◆ EXERCISE DIRECTIONS ◆
Identify every line in the records below that contains the word "الأحوذي", and copy each of those lines.

◆ INPUT RECORDS ◆
◇ ◇ ◇

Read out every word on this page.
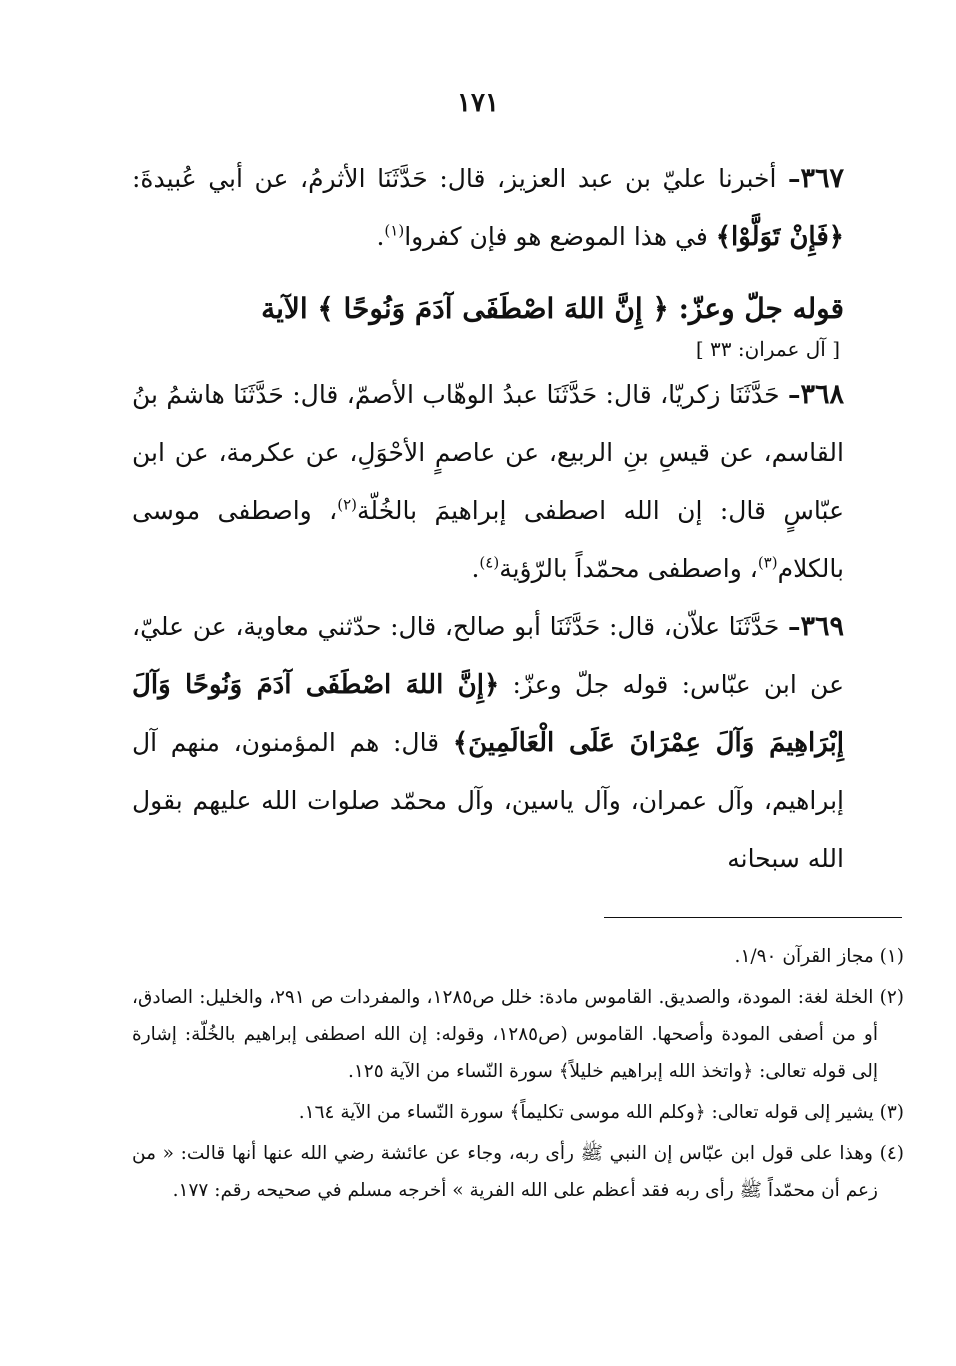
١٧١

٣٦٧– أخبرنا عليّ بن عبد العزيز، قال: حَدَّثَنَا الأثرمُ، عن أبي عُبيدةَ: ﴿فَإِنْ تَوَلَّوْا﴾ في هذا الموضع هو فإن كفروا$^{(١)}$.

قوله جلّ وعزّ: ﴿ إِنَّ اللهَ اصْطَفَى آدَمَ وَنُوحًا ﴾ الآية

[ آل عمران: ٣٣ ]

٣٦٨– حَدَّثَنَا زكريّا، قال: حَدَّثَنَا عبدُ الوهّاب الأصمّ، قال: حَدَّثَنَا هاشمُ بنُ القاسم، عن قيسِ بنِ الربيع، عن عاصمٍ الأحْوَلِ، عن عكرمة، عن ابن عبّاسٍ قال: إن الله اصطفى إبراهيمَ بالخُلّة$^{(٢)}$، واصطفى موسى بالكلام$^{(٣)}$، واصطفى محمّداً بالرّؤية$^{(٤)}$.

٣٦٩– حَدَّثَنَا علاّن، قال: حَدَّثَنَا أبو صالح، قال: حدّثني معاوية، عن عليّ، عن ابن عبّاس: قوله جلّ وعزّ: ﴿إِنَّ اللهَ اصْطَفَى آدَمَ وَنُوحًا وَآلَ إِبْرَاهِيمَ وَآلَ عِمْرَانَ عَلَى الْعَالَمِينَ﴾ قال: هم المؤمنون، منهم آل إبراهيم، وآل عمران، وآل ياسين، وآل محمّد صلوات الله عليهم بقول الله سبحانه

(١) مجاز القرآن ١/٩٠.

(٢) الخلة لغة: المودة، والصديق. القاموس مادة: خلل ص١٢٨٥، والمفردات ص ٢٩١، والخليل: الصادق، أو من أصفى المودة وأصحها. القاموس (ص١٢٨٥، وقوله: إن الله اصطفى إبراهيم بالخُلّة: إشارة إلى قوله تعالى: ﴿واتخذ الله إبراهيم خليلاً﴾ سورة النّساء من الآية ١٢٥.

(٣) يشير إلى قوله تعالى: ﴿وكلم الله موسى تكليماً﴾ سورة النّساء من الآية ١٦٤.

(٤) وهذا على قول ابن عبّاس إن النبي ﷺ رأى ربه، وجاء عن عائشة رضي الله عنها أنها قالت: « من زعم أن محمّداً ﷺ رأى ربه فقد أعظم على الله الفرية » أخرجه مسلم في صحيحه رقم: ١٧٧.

◇ ◇ ◇

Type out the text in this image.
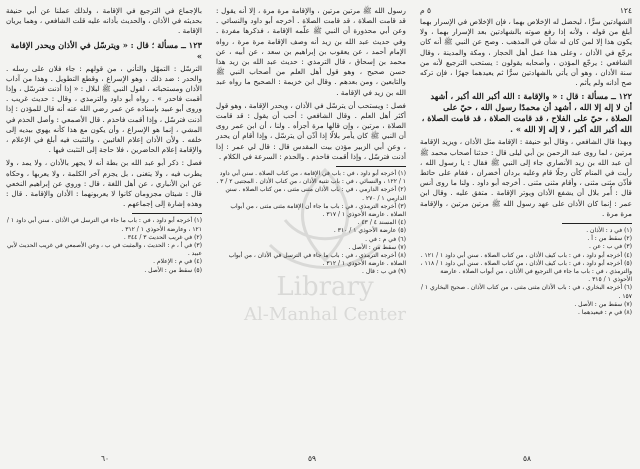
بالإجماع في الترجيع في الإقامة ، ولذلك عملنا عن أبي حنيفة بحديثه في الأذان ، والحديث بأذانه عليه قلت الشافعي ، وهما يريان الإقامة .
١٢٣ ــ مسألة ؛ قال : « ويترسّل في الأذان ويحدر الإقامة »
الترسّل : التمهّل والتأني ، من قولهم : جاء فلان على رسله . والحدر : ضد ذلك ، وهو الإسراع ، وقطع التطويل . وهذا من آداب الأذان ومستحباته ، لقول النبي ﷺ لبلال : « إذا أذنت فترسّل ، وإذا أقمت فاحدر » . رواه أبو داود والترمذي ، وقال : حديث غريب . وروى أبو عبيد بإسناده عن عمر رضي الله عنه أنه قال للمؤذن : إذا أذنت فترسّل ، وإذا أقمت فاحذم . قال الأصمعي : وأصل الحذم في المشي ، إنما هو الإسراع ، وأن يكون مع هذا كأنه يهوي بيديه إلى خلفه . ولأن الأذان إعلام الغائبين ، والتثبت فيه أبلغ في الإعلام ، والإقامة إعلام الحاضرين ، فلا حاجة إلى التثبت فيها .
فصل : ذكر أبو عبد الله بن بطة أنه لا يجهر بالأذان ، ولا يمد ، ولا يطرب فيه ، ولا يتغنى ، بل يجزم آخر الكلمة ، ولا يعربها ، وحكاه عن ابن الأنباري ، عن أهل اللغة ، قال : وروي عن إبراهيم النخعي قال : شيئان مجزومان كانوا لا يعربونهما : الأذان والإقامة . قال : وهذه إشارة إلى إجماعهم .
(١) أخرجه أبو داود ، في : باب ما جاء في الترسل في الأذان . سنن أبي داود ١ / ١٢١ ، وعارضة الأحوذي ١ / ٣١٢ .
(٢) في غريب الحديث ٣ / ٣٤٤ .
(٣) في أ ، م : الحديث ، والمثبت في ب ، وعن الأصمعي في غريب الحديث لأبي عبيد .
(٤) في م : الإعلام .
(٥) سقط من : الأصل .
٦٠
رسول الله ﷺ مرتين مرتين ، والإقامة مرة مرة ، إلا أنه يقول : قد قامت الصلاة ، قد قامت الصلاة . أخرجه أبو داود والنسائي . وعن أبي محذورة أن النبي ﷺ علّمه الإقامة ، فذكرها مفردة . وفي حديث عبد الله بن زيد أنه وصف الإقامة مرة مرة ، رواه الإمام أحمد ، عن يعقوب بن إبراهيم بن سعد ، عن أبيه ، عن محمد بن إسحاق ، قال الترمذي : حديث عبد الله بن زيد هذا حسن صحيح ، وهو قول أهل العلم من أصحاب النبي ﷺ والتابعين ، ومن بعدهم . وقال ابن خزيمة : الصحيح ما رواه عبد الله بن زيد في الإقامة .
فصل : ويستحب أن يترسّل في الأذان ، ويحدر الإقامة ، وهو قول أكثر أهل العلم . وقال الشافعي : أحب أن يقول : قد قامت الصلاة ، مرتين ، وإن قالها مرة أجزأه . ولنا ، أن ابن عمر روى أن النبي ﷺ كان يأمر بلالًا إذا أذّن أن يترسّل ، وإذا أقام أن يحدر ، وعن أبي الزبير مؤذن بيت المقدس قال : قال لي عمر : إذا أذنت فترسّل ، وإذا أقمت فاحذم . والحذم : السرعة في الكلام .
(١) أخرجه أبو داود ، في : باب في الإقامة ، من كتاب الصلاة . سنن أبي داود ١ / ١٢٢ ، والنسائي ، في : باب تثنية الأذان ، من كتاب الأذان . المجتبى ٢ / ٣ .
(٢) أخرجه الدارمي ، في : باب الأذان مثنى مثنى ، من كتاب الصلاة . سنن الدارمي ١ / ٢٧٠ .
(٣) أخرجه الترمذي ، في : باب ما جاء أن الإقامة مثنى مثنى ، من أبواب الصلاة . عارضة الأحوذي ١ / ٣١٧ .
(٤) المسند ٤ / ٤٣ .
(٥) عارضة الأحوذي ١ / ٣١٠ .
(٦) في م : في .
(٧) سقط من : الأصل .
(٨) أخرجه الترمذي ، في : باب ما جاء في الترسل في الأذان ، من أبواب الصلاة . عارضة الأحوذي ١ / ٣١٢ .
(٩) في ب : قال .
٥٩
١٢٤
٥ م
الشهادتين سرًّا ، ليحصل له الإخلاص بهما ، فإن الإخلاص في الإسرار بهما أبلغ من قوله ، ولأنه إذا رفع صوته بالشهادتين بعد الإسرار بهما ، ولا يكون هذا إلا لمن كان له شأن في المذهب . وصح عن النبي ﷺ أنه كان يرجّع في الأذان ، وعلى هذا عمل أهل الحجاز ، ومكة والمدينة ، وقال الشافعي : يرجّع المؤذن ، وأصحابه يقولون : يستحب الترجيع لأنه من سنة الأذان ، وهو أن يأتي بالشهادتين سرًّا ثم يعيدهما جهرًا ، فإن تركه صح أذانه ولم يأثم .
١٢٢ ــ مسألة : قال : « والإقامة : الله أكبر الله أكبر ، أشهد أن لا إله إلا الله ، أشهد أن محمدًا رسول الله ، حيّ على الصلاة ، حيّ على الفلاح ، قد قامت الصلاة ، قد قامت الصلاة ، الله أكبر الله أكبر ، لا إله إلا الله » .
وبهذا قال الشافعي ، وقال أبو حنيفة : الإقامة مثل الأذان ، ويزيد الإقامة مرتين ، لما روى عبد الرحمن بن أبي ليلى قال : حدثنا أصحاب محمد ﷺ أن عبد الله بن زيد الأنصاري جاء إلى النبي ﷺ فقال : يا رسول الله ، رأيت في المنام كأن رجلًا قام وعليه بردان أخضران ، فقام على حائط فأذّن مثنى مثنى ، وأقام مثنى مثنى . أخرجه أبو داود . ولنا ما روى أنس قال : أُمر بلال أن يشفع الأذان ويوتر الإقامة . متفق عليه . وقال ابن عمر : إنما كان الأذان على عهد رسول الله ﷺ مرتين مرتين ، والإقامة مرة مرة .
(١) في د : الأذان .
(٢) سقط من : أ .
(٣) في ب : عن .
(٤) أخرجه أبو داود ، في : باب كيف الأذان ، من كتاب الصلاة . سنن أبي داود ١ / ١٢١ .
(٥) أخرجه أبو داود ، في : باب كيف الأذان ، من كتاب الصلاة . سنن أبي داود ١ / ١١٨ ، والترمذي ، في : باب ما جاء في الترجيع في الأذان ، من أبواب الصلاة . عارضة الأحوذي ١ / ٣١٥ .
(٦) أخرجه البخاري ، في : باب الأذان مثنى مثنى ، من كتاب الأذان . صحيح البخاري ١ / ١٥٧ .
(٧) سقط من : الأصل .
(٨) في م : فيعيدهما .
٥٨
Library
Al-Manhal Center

◇ ◇ ◇

◆ RESPONSE ◆
(١) أخرجه أبو داود ، في : باب ما جاء في الترسل في الأذان . سنن أبي داود ١ / ١٢١ ، وعارضة الأحوذي ١ / ٣١٢ .
(٣) أخرجه الترمذي ، في : باب ما جاء أن الإقامة مثنى مثنى ، من أبواب الصلاة . عارضة الأحوذي ١ / ٣١٧ .
(٥) عارضة الأحوذي ١ / ٣١٠ .
(٨) أخرجه الترمذي ، في : باب ما جاء في الترسل في الأذان ، من أبواب الصلاة . عارضة الأحوذي ١ / ٣١٢ .
(٥) أخرجه أبو داود ، في : باب كيف الأذان ، من كتاب الصلاة . سنن أبي داود ١ / ١١٨ ، والترمذي ، في : باب ما جاء في الترجيع في الأذان ، من أبواب الصلاة . عارضة الأحوذي ١ / ٣١٥ .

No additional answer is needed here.